DIRECTIONS: All the data should come back exactly as it was given.

##### DATA LISTING #####

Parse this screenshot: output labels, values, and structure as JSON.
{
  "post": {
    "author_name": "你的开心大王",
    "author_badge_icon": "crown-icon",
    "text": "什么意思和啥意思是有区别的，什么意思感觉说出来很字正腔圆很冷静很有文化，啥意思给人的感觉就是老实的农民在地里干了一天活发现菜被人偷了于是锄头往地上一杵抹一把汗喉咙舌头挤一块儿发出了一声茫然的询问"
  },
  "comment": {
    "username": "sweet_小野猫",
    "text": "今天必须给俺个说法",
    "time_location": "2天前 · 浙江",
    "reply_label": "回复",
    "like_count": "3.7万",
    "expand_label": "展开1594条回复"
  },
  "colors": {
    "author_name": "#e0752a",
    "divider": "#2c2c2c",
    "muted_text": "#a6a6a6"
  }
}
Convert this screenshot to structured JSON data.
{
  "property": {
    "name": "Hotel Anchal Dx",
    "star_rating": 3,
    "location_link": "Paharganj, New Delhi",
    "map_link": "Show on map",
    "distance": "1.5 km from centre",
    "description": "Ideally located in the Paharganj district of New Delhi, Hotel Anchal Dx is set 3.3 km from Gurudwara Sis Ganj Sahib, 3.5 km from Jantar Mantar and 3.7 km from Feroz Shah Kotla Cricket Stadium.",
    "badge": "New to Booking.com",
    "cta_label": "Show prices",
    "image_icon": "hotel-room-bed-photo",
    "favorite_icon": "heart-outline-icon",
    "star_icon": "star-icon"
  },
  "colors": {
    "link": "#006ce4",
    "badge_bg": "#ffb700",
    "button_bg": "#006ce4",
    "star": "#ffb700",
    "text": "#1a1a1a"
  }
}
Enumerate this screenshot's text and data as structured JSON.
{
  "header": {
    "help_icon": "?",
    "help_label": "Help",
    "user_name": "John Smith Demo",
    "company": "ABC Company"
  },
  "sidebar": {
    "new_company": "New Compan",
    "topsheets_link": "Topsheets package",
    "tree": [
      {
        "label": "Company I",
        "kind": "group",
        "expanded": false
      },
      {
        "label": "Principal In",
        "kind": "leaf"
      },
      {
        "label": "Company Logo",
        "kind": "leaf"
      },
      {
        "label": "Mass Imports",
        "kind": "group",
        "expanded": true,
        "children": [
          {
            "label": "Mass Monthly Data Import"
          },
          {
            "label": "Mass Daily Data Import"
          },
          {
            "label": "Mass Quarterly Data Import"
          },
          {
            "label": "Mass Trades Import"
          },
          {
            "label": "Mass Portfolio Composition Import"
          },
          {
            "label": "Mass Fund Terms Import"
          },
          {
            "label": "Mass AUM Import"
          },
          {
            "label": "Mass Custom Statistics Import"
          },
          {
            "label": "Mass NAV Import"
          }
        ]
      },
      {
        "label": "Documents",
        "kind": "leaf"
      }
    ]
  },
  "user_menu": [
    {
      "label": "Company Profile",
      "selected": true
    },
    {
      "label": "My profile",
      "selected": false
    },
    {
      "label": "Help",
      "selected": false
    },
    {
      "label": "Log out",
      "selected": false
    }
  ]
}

#####

SOLUTION:
Parse this screenshot: output labels, values, and structure as JSON.
{
  "post": {
    "author_name": "你的开心大王",
    "author_badge_icon": "crown-icon",
    "text": "什么意思和啥意思是有区别的，什么意思感觉说出来很字正腔圆很冷静很有文化，啥意思给人的感觉就是老实的农民在地里干了一天活发现菜被人偷了于是锄头往地上一杵抹一把汗喉咙舌头挤一块儿发出了一声茫然的询问"
  },
  "comment": {
    "username": "sweet_小野猫",
    "text": "今天必须给俺个说法",
    "time_location": "2天前 · 浙江",
    "reply_label": "回复",
    "like_count": "3.7万",
    "expand_label": "展开1594条回复"
  },
  "colors": {
    "author_name": "#e0752a",
    "divider": "#2c2c2c",
    "muted_text": "#a6a6a6"
  }
}
Convert this screenshot to structured JSON data.
{
  "property": {
    "name": "Hotel Anchal Dx",
    "star_rating": 3,
    "location_link": "Paharganj, New Delhi",
    "map_link": "Show on map",
    "distance": "1.5 km from centre",
    "description": "Ideally located in the Paharganj district of New Delhi, Hotel Anchal Dx is set 3.3 km from Gurudwara Sis Ganj Sahib, 3.5 km from Jantar Mantar and 3.7 km from Feroz Shah Kotla Cricket Stadium.",
    "badge": "New to Booking.com",
    "cta_label": "Show prices",
    "image_icon": "hotel-room-bed-photo",
    "favorite_icon": "heart-outline-icon",
    "star_icon": "star-icon"
  },
  "colors": {
    "link": "#006ce4",
    "badge_bg": "#ffb700",
    "button_bg": "#006ce4",
    "star": "#ffb700",
    "text": "#1a1a1a"
  }
}
Enumerate this screenshot's text and data as structured JSON.
{
  "header": {
    "help_icon": "?",
    "help_label": "Help",
    "user_name": "John Smith Demo",
    "company": "ABC Company"
  },
  "sidebar": {
    "new_company": "New Compan",
    "topsheets_link": "Topsheets package",
    "tree": [
      {
        "label": "Company I",
        "kind": "group",
        "expanded": false
      },
      {
        "label": "Principal In",
        "kind": "leaf"
      },
      {
        "label": "Company Logo",
        "kind": "leaf"
      },
      {
        "label": "Mass Imports",
        "kind": "group",
        "expanded": true,
        "children": [
          {
            "label": "Mass Monthly Data Import"
          },
          {
            "label": "Mass Daily Data Import"
          },
          {
            "label": "Mass Quarterly Data Import"
          },
          {
            "label": "Mass Trades Import"
          },
          {
            "label": "Mass Portfolio Composition Import"
          },
          {
            "label": "Mass Fund Terms Import"
          },
          {
            "label": "Mass AUM Import"
          },
          {
            "label": "Mass Custom Statistics Import"
          },
          {
            "label": "Mass NAV Import"
          }
        ]
      },
      {
        "label": "Documents",
        "kind": "leaf"
      }
    ]
  },
  "user_menu": [
    {
      "label": "Company Profile",
      "selected": true
    },
    {
      "label": "My profile",
      "selected": false
    },
    {
      "label": "Help",
      "selected": false
    },
    {
      "label": "Log out",
      "selected": false
    }
  ]
}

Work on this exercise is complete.